(YOUR INSTRUCTIONS): Reproduce all the lines exactly as they stand, apart from the pictures.

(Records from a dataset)

----------

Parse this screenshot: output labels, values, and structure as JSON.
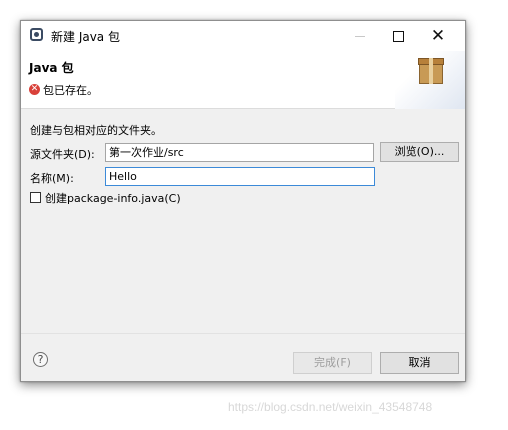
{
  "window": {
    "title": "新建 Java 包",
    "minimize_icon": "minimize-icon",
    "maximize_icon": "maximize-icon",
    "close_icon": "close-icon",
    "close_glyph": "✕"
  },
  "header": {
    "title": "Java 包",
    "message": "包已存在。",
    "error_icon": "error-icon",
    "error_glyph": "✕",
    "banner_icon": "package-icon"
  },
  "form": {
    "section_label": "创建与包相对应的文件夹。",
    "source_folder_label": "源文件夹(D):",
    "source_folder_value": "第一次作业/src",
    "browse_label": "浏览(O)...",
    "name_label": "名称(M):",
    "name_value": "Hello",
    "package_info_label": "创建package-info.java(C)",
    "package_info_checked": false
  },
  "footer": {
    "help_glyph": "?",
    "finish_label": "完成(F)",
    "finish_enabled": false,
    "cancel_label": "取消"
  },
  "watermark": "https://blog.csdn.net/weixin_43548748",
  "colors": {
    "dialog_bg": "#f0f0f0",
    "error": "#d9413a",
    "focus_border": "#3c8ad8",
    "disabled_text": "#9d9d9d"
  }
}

----------

(ANSWER TO THIS EXERCISE):
Parse this screenshot: output labels, values, and structure as JSON.
{
  "window": {
    "title": "新建 Java 包",
    "minimize_icon": "minimize-icon",
    "maximize_icon": "maximize-icon",
    "close_icon": "close-icon",
    "close_glyph": "✕"
  },
  "header": {
    "title": "Java 包",
    "message": "包已存在。",
    "error_icon": "error-icon",
    "error_glyph": "✕",
    "banner_icon": "package-icon"
  },
  "form": {
    "section_label": "创建与包相对应的文件夹。",
    "source_folder_label": "源文件夹(D):",
    "source_folder_value": "第一次作业/src",
    "browse_label": "浏览(O)...",
    "name_label": "名称(M):",
    "name_value": "Hello",
    "package_info_label": "创建package-info.java(C)",
    "package_info_checked": false
  },
  "footer": {
    "help_glyph": "?",
    "finish_label": "完成(F)",
    "finish_enabled": false,
    "cancel_label": "取消"
  },
  "watermark": "https://blog.csdn.net/weixin_43548748",
  "colors": {
    "dialog_bg": "#f0f0f0",
    "error": "#d9413a",
    "focus_border": "#3c8ad8",
    "disabled_text": "#9d9d9d"
  }
}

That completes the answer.